[Task statement]
Find every line below that contains the word "hành" and copy it out.
.....
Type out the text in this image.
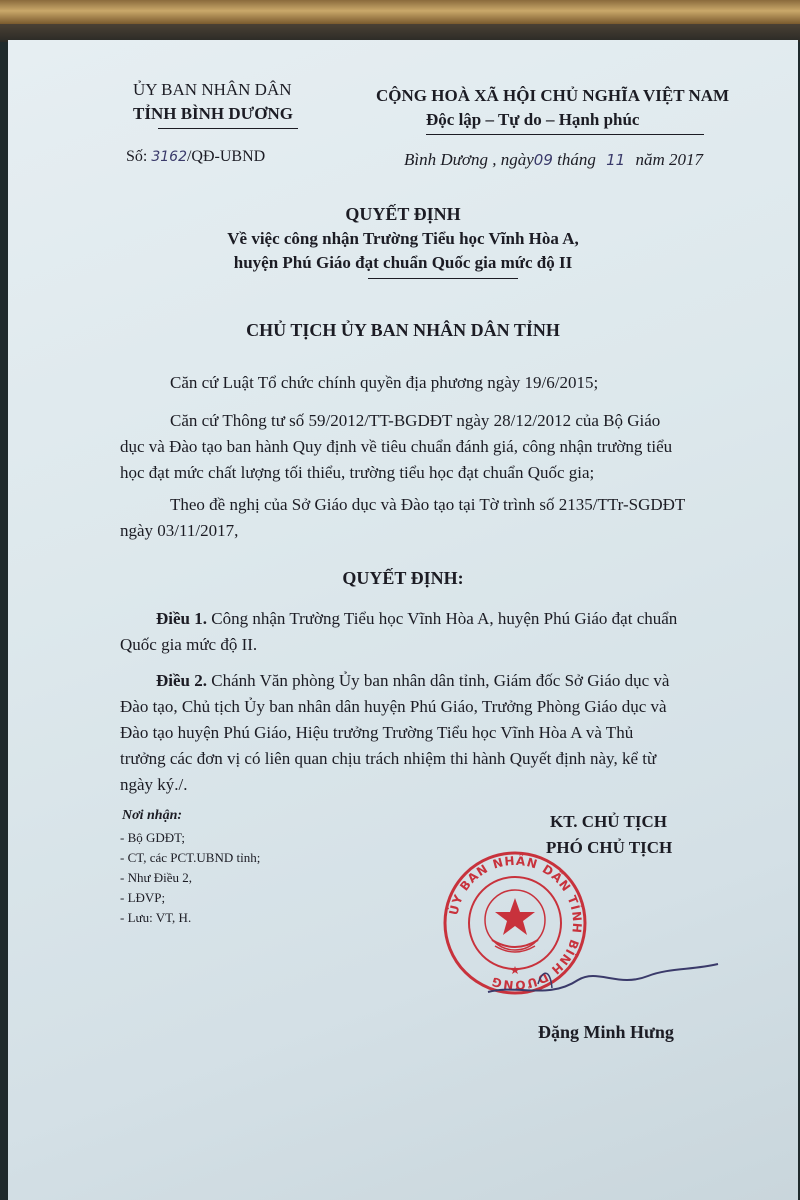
ỦY BAN NHÂN DÂN
TỈNH BÌNH DƯƠNG
CỘNG HOÀ XÃ HỘI CHỦ NGHĨA VIỆT NAM
Độc lập – Tự do – Hạnh phúc
Số: 3162/QĐ-UBND	Bình Dương , ngày09 tháng 11 năm 2017
QUYẾT ĐỊNH
Về việc công nhận Trường Tiểu học Vĩnh Hòa A,
huyện Phú Giáo đạt chuẩn Quốc gia mức độ II
CHỦ TỊCH ỦY BAN NHÂN DÂN TỈNH
Căn cứ Luật Tổ chức chính quyền địa phương ngày 19/6/2015;
Căn cứ Thông tư số 59/2012/TT-BGDĐT ngày 28/12/2012 của Bộ Giáo
dục và Đào tạo ban hành Quy định về tiêu chuẩn đánh giá, công nhận trường tiểu
học đạt mức chất lượng tối thiểu, trường tiểu học đạt chuẩn Quốc gia;
Theo đề nghị của Sở Giáo dục và Đào tạo tại Tờ trình số 2135/TTr-SGDĐT
ngày 03/11/2017,
QUYẾT ĐỊNH:
Điều 1. Công nhận Trường Tiểu học Vĩnh Hòa A, huyện Phú Giáo đạt chuẩn
Quốc gia mức độ II.
Điều 2. Chánh Văn phòng Ủy ban nhân dân tỉnh, Giám đốc Sở Giáo dục và
Đào tạo, Chủ tịch Ủy ban nhân dân huyện Phú Giáo, Trưởng Phòng Giáo dục và
Đào tạo huyện Phú Giáo, Hiệu trưởng Trường Tiểu học Vĩnh Hòa A và Thủ
trưởng các đơn vị có liên quan chịu trách nhiệm thi hành Quyết định này, kể từ
ngày ký./.
Nơi nhận:
- Bộ GDĐT;
- CT, các PCT.UBND tỉnh;
- Như Điều 2,
- LĐVP;
- Lưu: VT, H.
KT. CHỦ TỊCH
PHÓ CHỦ TỊCH
ỦY BAN NHÂN DÂN TỈNH BÌNH DƯƠNG
Đặng Minh Hưng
.....
[Task answer]
dục và Đào tạo ban hành Quy định về tiêu chuẩn đánh giá, công nhận trường tiểu
trưởng các đơn vị có liên quan chịu trách nhiệm thi hành Quyết định này, kể từ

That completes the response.